- [WRITTEN TASK]: Present every line in which the string "Location" appears.

- [RECORDS FOR THIS EXERCISE]:

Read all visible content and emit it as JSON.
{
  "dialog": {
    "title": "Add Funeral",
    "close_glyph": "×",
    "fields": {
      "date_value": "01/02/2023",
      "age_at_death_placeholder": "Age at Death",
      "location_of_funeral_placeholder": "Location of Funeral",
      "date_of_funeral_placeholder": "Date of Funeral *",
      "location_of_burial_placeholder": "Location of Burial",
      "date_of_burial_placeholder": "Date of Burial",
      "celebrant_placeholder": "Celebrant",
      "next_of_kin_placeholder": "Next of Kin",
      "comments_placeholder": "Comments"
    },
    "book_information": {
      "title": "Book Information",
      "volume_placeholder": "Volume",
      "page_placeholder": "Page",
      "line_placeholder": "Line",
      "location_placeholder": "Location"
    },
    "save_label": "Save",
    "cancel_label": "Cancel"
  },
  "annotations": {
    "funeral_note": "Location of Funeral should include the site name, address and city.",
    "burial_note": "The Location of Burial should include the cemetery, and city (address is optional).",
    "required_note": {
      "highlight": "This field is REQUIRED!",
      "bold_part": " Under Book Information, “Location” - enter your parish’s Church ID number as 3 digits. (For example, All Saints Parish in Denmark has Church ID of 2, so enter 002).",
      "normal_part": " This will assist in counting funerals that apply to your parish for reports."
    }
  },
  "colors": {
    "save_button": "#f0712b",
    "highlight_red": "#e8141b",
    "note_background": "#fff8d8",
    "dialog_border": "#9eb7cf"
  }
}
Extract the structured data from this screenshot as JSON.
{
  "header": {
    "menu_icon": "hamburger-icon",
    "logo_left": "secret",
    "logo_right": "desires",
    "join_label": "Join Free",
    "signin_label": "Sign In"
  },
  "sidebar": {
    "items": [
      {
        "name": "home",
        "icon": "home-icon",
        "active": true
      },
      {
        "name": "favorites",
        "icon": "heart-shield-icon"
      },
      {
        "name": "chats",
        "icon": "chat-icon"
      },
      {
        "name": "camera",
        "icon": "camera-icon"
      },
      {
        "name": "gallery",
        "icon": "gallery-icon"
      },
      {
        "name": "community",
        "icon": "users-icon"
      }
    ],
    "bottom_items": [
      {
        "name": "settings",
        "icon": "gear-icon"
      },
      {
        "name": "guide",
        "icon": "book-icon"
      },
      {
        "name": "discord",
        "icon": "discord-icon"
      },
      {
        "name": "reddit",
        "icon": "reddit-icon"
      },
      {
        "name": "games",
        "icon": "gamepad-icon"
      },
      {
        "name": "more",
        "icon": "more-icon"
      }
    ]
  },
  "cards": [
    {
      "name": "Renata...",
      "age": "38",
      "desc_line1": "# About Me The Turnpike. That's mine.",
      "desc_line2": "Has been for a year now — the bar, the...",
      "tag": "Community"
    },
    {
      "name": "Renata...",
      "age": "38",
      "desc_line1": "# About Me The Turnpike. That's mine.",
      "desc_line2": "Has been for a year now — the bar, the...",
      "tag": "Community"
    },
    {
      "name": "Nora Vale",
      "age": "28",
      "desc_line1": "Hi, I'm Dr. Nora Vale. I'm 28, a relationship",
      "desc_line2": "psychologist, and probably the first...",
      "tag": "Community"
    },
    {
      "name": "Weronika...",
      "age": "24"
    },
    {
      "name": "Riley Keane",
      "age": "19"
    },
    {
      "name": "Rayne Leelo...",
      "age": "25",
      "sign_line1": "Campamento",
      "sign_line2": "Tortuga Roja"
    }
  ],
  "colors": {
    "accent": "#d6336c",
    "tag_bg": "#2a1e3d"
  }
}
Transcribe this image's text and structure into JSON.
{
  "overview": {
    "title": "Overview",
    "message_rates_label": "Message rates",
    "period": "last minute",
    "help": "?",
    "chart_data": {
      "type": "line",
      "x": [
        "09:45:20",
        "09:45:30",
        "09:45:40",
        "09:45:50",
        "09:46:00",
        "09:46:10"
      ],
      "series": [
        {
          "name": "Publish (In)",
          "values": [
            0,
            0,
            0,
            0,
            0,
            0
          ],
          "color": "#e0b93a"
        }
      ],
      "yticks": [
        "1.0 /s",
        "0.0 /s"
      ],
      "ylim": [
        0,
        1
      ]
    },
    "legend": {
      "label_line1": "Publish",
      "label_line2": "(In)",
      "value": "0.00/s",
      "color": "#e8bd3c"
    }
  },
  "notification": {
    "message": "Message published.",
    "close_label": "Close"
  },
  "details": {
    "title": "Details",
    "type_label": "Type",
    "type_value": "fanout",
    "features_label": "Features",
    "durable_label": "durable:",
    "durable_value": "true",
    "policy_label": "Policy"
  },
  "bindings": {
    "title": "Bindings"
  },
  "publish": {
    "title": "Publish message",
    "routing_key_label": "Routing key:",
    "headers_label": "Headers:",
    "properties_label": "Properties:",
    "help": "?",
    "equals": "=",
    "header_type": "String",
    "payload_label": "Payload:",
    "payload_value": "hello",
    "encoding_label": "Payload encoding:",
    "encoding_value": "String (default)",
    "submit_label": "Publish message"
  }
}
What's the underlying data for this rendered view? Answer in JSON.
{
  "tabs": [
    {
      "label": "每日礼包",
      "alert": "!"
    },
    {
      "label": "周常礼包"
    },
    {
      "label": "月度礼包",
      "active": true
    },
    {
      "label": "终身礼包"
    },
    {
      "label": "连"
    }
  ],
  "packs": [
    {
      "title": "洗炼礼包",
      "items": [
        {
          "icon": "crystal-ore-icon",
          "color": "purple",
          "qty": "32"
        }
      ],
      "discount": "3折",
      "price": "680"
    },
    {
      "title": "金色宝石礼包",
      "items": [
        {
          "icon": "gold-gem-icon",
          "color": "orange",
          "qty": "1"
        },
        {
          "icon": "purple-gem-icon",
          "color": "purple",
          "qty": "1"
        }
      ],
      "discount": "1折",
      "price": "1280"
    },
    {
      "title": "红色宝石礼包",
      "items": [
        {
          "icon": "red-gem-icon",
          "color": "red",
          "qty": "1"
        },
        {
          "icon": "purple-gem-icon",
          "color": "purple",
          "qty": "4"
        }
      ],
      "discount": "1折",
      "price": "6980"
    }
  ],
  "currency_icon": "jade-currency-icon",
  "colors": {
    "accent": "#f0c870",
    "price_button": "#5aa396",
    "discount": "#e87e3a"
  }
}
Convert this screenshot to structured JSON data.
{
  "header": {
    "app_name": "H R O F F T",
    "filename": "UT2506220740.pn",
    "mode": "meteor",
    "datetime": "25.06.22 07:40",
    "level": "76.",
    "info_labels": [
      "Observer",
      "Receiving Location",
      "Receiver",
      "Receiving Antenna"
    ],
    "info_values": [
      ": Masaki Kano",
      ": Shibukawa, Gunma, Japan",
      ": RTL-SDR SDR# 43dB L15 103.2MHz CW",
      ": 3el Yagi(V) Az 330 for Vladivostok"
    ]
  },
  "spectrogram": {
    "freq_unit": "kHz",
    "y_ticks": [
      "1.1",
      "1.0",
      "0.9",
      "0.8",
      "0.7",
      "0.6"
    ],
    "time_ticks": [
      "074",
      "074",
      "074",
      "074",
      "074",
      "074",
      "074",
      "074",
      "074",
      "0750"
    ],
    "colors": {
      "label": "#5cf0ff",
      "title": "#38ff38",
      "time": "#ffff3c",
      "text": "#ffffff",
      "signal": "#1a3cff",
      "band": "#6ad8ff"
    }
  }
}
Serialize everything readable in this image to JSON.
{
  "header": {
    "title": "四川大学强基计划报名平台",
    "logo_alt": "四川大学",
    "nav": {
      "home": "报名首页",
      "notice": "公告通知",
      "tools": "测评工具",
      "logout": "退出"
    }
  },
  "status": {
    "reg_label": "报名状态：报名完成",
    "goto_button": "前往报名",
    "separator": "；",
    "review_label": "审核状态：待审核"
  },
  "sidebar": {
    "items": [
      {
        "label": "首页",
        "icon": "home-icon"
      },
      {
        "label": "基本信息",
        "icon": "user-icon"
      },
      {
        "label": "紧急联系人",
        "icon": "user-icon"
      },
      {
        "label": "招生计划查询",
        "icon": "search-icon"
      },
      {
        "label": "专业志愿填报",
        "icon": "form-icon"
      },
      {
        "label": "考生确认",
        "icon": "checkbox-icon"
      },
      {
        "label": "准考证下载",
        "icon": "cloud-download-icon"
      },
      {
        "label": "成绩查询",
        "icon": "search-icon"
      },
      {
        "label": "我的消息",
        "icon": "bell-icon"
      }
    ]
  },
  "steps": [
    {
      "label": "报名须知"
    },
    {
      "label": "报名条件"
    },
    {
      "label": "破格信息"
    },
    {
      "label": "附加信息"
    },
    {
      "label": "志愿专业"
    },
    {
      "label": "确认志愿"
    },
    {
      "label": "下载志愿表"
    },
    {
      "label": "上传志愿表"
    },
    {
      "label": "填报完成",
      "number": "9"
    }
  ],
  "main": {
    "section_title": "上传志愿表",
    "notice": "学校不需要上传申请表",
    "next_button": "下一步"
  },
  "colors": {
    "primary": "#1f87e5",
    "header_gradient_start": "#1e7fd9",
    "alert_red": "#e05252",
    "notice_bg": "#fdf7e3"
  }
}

- [THE REPLY]:
      "location_of_funeral_placeholder": "Location of Funeral",
      "location_of_burial_placeholder": "Location of Burial",
      "location_placeholder": "Location"
    "funeral_note": "Location of Funeral should include the site name, address and city.",
    "burial_note": "The Location of Burial should include the cemetery, and city (address is optional).",
      "bold_part": " Under Book Information, “Location” - enter your parish’s Church ID number as 3 digits. (For example, All Saints Parish in Denmark has Church ID of 2, so enter 002).",
      "Receiving Location",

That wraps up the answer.